## DIRECTIONS
Go through the listing beneath this task and return every line that carries the string "type".

(Records about charts and figures)
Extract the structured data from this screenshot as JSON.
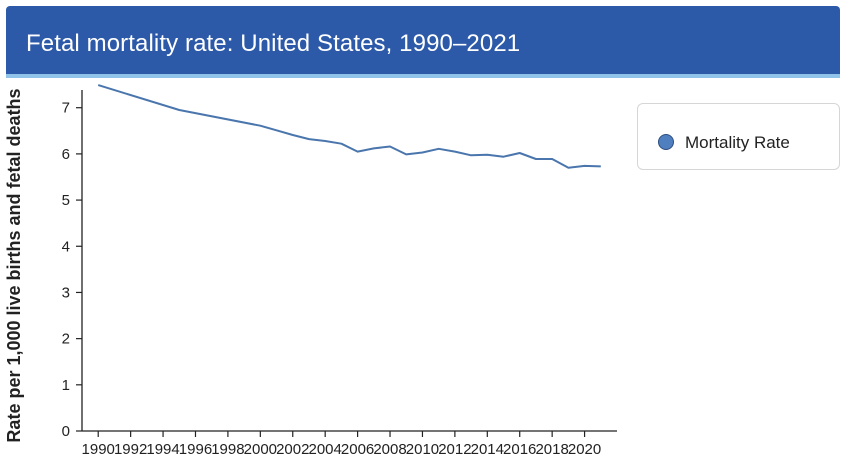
{
  "chart_data": {
    "type": "line",
    "title": "Fetal mortality rate: United States, 1990–2021",
    "xlabel": "",
    "ylabel": "Rate per 1,000 live births and fetal deaths",
    "xlim": [
      1989,
      2022
    ],
    "ylim": [
      0,
      7.6
    ],
    "xticks": [
      1990,
      1992,
      1994,
      1996,
      1998,
      2000,
      2002,
      2004,
      2006,
      2008,
      2010,
      2012,
      2014,
      2016,
      2018,
      2020
    ],
    "xtick_labels": [
      "1990",
      "1992",
      "1994",
      "1996",
      "1998",
      "2000",
      "2002",
      "2004",
      "2006",
      "2008",
      "2010",
      "2012",
      "2014",
      "2016",
      "2018",
      "2020"
    ],
    "yticks": [
      0,
      1,
      2,
      3,
      4,
      5,
      6,
      7
    ],
    "ytick_labels": [
      "0",
      "1",
      "2",
      "3",
      "4",
      "5",
      "6",
      "7"
    ],
    "legend": {
      "position": "right",
      "entries": [
        "Mortality Rate"
      ]
    },
    "series": [
      {
        "name": "Mortality Rate",
        "color": "#4a76ad",
        "x": [
          1990,
          1995,
          2000,
          2001,
          2002,
          2003,
          2004,
          2005,
          2006,
          2007,
          2008,
          2009,
          2010,
          2011,
          2012,
          2013,
          2014,
          2015,
          2016,
          2017,
          2018,
          2019,
          2020,
          2021
        ],
        "values": [
          7.49,
          6.95,
          6.61,
          6.51,
          6.41,
          6.32,
          6.28,
          6.22,
          6.05,
          6.12,
          6.16,
          5.99,
          6.03,
          6.11,
          6.05,
          5.97,
          5.98,
          5.94,
          6.02,
          5.89,
          5.89,
          5.7,
          5.74,
          5.73
        ]
      }
    ]
  }
}
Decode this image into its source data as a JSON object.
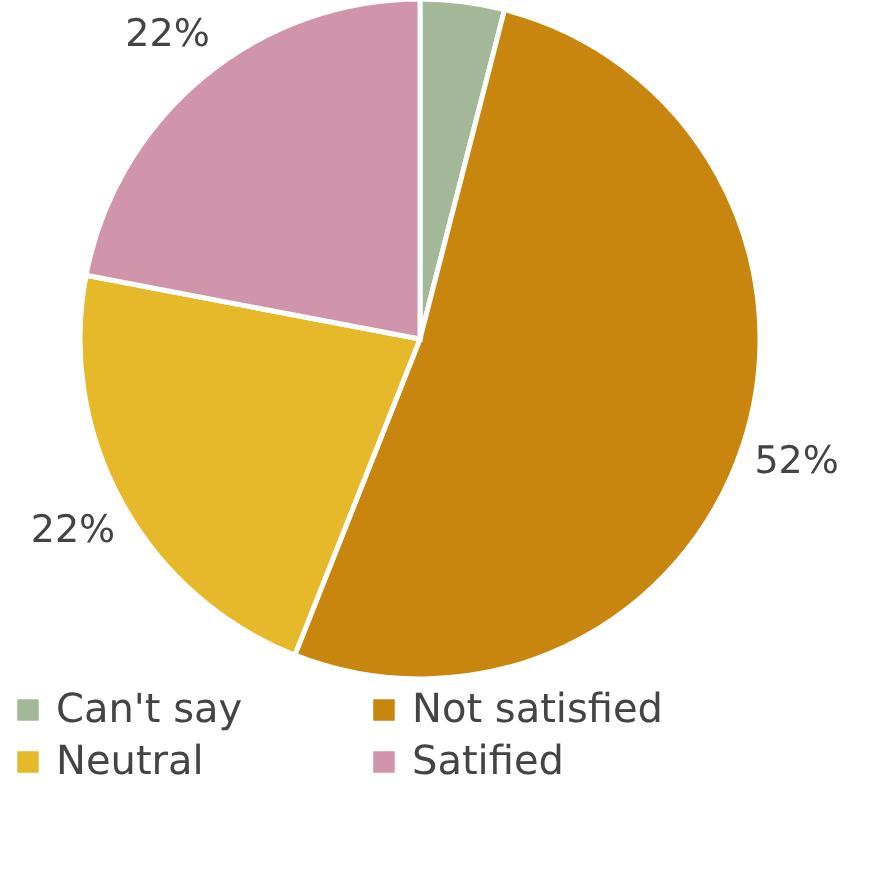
{
  "chart_data": {
    "type": "pie",
    "categories": [
      "Can't say",
      "Not satisfied",
      "Neutral",
      "Satified"
    ],
    "values": [
      4,
      52,
      22,
      22
    ],
    "colors": [
      "#a3b899",
      "#c8860f",
      "#e6b92b",
      "#d095aa"
    ],
    "value_labels": [
      null,
      "52%",
      "22%",
      "22%"
    ],
    "legend": "bottom"
  }
}
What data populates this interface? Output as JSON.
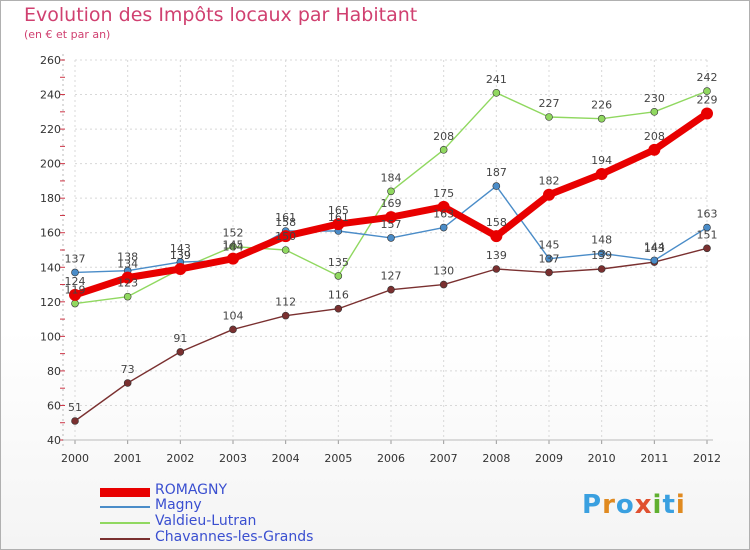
{
  "header": {
    "title": "Evolution des Impôts locaux par Habitant",
    "subtitle": "(en € et par an)"
  },
  "logo": {
    "text": "Proxiti",
    "letters": [
      "P",
      "r",
      "o",
      "x",
      "i",
      "t",
      "i"
    ],
    "letter_colors": [
      "#3aa0e0",
      "#e08a20",
      "#3aa0e0",
      "#e05030",
      "#60b030",
      "#3aa0e0",
      "#e08a20"
    ]
  },
  "chart_data": {
    "type": "line",
    "title": "Evolution des Impôts locaux par Habitant",
    "subtitle": "(en € et par an)",
    "xlabel": "",
    "ylabel": "",
    "x": [
      "2000",
      "2001",
      "2002",
      "2003",
      "2004",
      "2005",
      "2006",
      "2007",
      "2008",
      "2009",
      "2010",
      "2011",
      "2012"
    ],
    "ylim": [
      40,
      260
    ],
    "yticks": [
      40,
      60,
      80,
      100,
      120,
      140,
      160,
      180,
      200,
      220,
      240,
      260
    ],
    "grid": true,
    "legend_position": "bottom-left",
    "series": [
      {
        "name": "ROMAGNY",
        "color": "#e80000",
        "emphasis": "bold",
        "values": [
          124,
          134,
          139,
          145,
          158,
          165,
          169,
          175,
          158,
          182,
          194,
          208,
          229
        ],
        "labels": [
          "124",
          "134",
          "139",
          "145",
          "158",
          "165",
          "169",
          "175",
          "158",
          "182",
          "194",
          "208",
          "229"
        ]
      },
      {
        "name": "Magny",
        "color": "#4a8cc8",
        "values": [
          137,
          138,
          143,
          144,
          161,
          161,
          157,
          163,
          187,
          145,
          148,
          144,
          163
        ],
        "labels": [
          "137",
          "138",
          "143",
          "144",
          "161",
          "161",
          "157",
          "163",
          "187",
          "145",
          "148",
          "144",
          "163"
        ]
      },
      {
        "name": "Valdieu-Lutran",
        "color": "#90d860",
        "values": [
          119,
          123,
          139,
          152,
          150,
          135,
          184,
          208,
          241,
          227,
          226,
          230,
          242
        ],
        "labels": [
          "119",
          "123",
          "139",
          "152",
          "150",
          "135",
          "184",
          "208",
          "241",
          "227",
          "226",
          "230",
          "242"
        ]
      },
      {
        "name": "Chavannes-les-Grands",
        "color": "#7a3030",
        "values": [
          51,
          73,
          91,
          104,
          112,
          116,
          127,
          130,
          139,
          137,
          139,
          143,
          151
        ],
        "labels": [
          "51",
          "73",
          "91",
          "104",
          "112",
          "116",
          "127",
          "130",
          "139",
          "137",
          "139",
          "143",
          "151"
        ]
      }
    ]
  }
}
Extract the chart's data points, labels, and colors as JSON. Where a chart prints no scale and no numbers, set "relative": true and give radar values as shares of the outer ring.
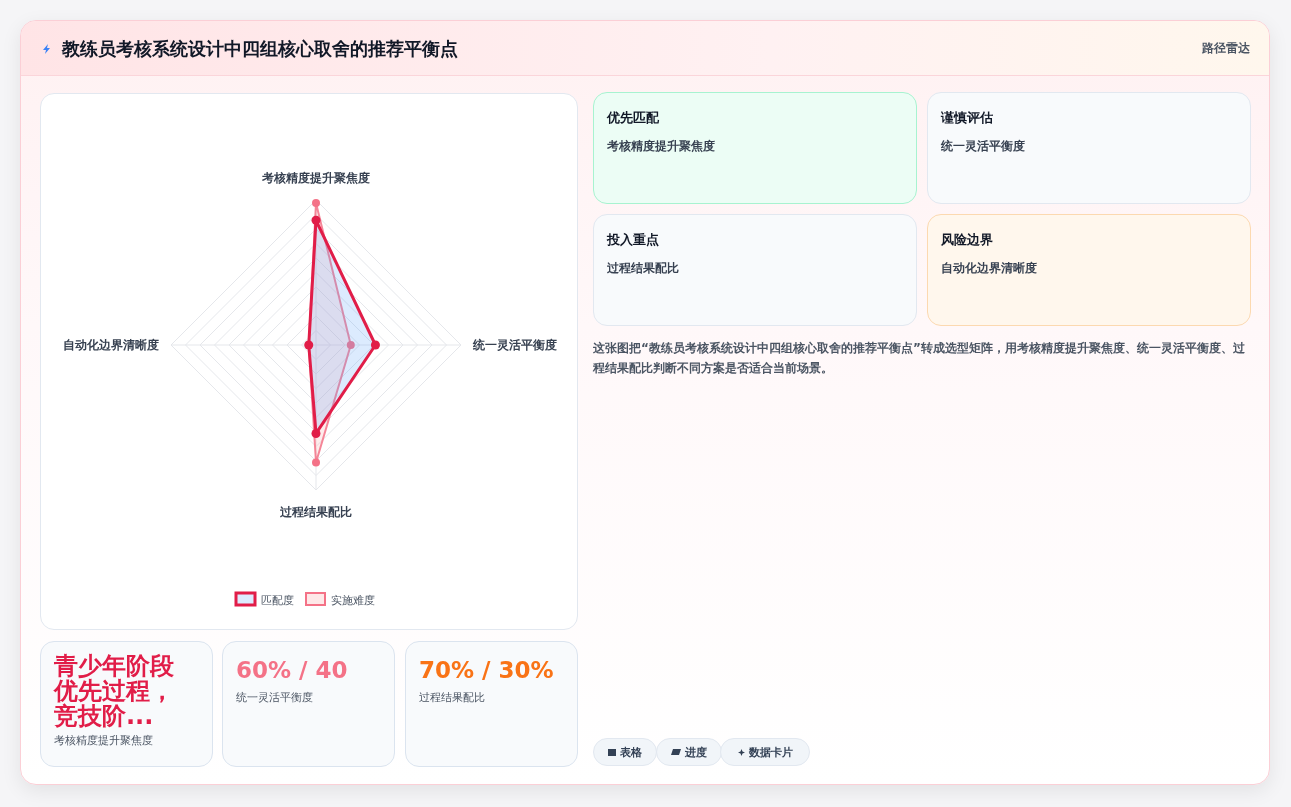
{
  "chart_data": {
    "type": "radar",
    "title": "教练员考核系统设计中四组核心取舍的推荐平衡点",
    "subtitle": "路径雷达",
    "categories": [
      "考核精度提升聚焦度",
      "统一灵活平衡度",
      "过程结果配比",
      "自动化边界清晰度"
    ],
    "relative": true,
    "grid": true,
    "legend": "bottom",
    "marker": "circle",
    "series": [
      {
        "name": "匹配度",
        "color": "#e11d48",
        "values": [
          0.86,
          0.41,
          0.61,
          0.05
        ]
      },
      {
        "name": "实施难度",
        "color": "#f47287",
        "values": [
          0.98,
          0.24,
          0.81,
          0.05
        ]
      }
    ],
    "annotations": [
      "优先匹配",
      "考核精度提升聚焦度",
      "谨慎评估",
      "统一灵活平衡度",
      "投入重点",
      "过程结果配比",
      "风险边界",
      "自动化边界清晰度",
      "这张图把“教练员考核系统设计中四组核心取舍的推荐平衡点”转成选型矩阵，用考核精度提升聚焦度、统一灵活平衡度、过程结果配比判断不同方案是否适合当前场景。",
      "青少年阶段优先过程，竞技阶...",
      "考核精度提升聚焦度",
      "60% / 40",
      "统一灵活平衡度",
      "70% / 30%",
      "过程结果配比",
      "表格",
      "进度",
      "数据卡片"
    ]
  }
}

## OUTPUT BELOW
    "type": "line",
    "type": "pie",
    "type": "line",
    "type": "radar",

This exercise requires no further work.